- _Working data_
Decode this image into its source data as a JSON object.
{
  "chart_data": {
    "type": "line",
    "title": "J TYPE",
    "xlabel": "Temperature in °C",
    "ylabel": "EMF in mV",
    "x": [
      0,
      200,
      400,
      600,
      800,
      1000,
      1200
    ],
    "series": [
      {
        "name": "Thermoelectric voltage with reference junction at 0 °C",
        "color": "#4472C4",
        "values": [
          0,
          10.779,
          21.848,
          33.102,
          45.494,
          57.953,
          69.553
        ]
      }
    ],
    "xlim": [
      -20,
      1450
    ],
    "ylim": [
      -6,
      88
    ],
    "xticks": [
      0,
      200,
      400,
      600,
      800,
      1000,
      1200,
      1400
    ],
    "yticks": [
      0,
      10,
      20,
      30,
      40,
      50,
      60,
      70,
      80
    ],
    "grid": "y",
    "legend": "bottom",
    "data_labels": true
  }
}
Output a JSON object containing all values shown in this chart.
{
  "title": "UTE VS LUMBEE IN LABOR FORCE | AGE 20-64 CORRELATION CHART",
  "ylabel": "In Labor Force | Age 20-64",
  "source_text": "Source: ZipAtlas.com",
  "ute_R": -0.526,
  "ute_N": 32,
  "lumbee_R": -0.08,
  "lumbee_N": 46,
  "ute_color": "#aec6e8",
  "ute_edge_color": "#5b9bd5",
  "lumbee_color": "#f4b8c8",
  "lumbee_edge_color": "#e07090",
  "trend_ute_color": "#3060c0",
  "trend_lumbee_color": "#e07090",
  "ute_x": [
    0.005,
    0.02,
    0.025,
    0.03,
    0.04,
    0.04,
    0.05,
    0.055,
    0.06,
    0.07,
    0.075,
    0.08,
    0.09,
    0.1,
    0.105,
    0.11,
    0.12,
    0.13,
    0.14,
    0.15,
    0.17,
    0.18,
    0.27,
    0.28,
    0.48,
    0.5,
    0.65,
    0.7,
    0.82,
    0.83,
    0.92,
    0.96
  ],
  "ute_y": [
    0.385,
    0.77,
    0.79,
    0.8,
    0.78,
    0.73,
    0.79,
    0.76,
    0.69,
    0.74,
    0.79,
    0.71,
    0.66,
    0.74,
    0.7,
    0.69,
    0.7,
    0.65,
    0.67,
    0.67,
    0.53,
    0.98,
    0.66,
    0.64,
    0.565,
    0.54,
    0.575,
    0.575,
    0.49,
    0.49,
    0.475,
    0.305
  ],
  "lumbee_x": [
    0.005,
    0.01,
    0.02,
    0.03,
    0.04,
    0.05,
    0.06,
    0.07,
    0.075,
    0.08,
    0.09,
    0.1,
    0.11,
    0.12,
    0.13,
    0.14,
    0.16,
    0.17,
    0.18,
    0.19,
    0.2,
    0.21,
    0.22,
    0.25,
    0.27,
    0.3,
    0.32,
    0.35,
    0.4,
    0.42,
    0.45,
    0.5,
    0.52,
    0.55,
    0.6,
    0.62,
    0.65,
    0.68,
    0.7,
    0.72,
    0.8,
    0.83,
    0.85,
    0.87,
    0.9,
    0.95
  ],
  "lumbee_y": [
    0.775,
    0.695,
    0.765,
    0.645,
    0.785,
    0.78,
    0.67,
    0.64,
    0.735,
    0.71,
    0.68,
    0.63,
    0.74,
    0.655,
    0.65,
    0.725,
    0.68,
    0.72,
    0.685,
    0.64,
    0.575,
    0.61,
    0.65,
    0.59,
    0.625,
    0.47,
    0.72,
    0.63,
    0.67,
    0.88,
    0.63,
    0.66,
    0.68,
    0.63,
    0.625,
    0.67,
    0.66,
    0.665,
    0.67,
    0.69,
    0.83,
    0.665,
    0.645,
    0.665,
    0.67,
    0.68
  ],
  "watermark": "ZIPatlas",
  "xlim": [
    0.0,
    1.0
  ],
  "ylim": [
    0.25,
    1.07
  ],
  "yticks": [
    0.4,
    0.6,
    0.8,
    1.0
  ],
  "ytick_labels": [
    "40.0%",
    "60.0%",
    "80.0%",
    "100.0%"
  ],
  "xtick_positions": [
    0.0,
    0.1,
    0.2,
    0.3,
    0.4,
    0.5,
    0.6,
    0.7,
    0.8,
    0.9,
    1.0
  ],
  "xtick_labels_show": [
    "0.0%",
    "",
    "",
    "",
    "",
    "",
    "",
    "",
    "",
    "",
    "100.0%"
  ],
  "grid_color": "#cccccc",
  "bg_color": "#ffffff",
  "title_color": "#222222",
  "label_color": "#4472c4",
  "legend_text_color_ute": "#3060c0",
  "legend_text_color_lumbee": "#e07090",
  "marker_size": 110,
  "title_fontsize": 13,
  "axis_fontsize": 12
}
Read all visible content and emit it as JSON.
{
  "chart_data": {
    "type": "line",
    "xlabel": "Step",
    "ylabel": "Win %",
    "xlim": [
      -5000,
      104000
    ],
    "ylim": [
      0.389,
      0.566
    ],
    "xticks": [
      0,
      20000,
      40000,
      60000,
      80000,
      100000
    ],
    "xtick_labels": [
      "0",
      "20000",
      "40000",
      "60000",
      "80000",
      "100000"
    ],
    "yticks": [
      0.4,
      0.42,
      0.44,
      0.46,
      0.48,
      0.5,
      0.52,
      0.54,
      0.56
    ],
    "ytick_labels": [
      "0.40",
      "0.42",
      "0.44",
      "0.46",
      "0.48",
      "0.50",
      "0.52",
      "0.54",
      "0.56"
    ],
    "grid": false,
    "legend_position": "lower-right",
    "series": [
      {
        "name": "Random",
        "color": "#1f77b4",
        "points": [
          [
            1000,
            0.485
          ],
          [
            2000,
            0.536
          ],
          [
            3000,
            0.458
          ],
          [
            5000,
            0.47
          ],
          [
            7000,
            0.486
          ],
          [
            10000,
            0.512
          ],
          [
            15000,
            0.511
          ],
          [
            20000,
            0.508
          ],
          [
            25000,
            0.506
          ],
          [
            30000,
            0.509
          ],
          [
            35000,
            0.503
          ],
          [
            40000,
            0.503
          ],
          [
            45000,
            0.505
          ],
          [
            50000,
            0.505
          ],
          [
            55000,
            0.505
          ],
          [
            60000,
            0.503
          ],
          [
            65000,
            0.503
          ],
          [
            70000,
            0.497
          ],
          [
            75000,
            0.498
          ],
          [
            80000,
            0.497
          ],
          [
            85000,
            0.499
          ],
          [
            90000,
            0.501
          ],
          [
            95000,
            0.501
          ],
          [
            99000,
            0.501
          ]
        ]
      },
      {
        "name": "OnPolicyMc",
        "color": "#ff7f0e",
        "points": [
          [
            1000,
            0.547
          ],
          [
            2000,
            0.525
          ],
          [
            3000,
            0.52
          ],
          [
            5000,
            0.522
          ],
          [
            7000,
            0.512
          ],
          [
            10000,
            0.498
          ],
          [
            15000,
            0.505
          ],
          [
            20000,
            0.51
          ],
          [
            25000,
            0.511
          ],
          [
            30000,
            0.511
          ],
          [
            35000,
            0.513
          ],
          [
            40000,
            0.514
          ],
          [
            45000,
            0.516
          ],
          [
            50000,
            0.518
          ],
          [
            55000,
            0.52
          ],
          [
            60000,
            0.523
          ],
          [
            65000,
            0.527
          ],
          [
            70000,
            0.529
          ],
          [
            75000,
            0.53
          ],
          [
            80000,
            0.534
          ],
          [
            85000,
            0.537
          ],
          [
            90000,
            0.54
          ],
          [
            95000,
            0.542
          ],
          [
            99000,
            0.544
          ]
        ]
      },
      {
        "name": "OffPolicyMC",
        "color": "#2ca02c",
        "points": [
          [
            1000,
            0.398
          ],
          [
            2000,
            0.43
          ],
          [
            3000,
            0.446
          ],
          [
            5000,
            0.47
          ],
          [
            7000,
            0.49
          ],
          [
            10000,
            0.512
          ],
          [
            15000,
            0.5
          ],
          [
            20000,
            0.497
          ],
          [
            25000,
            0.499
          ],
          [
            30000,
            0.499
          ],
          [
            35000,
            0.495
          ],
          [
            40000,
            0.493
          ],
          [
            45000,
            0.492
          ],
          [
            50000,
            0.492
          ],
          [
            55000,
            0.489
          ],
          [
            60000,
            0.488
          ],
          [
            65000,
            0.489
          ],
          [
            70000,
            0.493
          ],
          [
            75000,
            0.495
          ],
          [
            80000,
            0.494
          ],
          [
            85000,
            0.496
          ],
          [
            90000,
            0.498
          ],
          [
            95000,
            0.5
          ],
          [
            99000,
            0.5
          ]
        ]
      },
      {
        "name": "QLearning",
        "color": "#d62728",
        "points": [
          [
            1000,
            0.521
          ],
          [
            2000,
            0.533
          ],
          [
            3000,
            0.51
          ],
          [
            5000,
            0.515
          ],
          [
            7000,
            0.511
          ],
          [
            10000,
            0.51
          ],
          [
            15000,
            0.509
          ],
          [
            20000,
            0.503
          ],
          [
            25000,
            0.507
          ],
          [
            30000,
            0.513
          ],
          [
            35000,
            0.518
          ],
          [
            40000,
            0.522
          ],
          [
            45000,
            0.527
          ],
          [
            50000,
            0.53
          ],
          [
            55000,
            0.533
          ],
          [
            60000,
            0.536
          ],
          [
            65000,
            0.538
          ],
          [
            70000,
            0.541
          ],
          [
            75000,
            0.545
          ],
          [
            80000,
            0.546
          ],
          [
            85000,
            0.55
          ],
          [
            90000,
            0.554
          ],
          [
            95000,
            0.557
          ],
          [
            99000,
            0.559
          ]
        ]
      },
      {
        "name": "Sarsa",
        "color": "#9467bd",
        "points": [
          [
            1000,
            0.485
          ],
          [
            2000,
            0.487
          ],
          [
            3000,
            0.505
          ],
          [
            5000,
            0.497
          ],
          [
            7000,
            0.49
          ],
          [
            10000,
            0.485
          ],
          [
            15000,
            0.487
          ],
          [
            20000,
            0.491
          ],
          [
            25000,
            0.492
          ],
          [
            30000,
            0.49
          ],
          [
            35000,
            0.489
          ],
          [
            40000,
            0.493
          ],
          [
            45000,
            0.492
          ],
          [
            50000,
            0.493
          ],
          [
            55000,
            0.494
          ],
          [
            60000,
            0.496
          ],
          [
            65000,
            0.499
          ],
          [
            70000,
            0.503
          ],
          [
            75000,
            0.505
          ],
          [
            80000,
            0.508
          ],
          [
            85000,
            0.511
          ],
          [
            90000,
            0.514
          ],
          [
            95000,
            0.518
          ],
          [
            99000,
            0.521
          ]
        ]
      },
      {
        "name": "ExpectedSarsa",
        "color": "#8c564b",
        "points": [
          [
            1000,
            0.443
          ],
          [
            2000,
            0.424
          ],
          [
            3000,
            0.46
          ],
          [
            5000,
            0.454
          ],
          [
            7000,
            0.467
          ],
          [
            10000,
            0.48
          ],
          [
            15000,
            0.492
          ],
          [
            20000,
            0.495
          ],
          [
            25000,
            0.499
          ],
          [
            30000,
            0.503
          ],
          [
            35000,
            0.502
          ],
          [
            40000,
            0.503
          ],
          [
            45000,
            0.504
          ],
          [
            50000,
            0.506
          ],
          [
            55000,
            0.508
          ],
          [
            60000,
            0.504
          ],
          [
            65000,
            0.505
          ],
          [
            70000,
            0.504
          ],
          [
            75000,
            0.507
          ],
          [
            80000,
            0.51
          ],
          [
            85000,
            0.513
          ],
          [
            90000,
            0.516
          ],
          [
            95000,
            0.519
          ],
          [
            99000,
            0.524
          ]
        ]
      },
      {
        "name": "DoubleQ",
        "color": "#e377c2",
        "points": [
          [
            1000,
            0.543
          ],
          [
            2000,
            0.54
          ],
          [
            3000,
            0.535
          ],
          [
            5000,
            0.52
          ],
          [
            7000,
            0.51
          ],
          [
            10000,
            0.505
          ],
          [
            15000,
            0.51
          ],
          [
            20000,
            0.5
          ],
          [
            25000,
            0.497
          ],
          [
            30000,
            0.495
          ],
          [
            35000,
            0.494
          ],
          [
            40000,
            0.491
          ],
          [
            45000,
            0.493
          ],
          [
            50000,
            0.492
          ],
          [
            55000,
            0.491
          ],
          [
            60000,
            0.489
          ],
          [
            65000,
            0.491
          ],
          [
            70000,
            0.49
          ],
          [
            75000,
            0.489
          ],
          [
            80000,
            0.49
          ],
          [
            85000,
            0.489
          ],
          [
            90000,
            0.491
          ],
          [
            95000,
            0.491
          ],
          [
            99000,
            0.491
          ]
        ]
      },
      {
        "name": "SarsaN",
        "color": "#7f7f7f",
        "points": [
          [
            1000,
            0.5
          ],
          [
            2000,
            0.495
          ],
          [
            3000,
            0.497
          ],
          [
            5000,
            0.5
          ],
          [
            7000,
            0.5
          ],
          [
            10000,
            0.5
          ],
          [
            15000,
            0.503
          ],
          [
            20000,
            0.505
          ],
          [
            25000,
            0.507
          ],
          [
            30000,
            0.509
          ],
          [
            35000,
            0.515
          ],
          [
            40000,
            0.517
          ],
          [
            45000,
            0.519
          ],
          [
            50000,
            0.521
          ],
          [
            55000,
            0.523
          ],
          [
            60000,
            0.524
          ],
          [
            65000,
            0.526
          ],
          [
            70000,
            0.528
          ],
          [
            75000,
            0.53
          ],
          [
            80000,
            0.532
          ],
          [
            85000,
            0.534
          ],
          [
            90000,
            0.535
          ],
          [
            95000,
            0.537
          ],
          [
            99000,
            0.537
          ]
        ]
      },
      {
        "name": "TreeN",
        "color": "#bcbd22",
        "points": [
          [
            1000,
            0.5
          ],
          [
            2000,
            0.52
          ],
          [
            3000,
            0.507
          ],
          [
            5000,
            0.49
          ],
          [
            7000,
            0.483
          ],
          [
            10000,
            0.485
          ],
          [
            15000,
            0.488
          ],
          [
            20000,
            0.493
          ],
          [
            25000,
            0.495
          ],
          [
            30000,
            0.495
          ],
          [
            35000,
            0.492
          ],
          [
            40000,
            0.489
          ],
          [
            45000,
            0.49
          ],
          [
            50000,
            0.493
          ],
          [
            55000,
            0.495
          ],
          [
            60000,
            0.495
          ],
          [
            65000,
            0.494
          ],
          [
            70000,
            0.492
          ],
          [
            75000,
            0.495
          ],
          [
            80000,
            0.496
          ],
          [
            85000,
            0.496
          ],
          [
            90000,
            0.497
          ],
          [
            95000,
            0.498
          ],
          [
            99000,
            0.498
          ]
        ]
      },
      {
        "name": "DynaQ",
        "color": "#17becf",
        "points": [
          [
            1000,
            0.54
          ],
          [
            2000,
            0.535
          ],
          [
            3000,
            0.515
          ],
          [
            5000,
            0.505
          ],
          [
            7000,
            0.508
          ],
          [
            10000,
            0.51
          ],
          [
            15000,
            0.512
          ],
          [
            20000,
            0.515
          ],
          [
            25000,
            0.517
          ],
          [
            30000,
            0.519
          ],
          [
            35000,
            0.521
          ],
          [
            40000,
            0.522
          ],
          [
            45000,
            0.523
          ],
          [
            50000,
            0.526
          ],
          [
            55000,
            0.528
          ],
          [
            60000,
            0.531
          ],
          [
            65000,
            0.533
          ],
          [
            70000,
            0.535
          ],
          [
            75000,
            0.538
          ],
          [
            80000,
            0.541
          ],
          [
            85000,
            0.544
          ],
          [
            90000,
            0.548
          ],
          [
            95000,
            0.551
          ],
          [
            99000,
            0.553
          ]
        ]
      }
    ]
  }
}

- _Objective_
Using the listing, copy every line where the word "xlabel" shows up.

- _Solution to this task_
    "xlabel": "Temperature in °C",
    "xlabel": "Step",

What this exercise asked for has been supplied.